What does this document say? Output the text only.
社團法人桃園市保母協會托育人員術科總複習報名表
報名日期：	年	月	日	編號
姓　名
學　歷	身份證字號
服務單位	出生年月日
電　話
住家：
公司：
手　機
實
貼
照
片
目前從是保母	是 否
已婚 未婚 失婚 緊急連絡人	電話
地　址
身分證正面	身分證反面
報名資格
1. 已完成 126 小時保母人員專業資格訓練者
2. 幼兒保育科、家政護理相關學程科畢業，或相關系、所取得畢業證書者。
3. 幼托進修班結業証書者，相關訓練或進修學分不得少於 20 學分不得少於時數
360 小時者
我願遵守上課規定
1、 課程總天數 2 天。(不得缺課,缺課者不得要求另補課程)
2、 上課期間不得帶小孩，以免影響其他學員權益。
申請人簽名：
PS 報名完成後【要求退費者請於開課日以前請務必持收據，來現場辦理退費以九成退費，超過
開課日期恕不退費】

*Instruction:* Transcribe the material exactly as it reads.

*Output:*
What does this document say? Output the text only.
社團法人桃園市保母協會托育人員術科總複習報名表
報名日期：	年	月	日	編號
姓　名
學　歷	身份證字號
服務單位	出生年月日
電　話
住家：
公司：
手　機
實
貼
照
片
目前從是保母	是 否
已婚 未婚 失婚 緊急連絡人	電話
地　址
身分證正面	身分證反面
報名資格
1. 已完成 126 小時保母人員專業資格訓練者
2. 幼兒保育科、家政護理相關學程科畢業，或相關系、所取得畢業證書者。
3. 幼托進修班結業証書者，相關訓練或進修學分不得少於 20 學分不得少於時數
360 小時者
我願遵守上課規定
1、 課程總天數 2 天。(不得缺課,缺課者不得要求另補課程)
2、 上課期間不得帶小孩，以免影響其他學員權益。
申請人簽名：
PS 報名完成後【要求退費者請於開課日以前請務必持收據，來現場辦理退費以九成退費，超過
開課日期恕不退費】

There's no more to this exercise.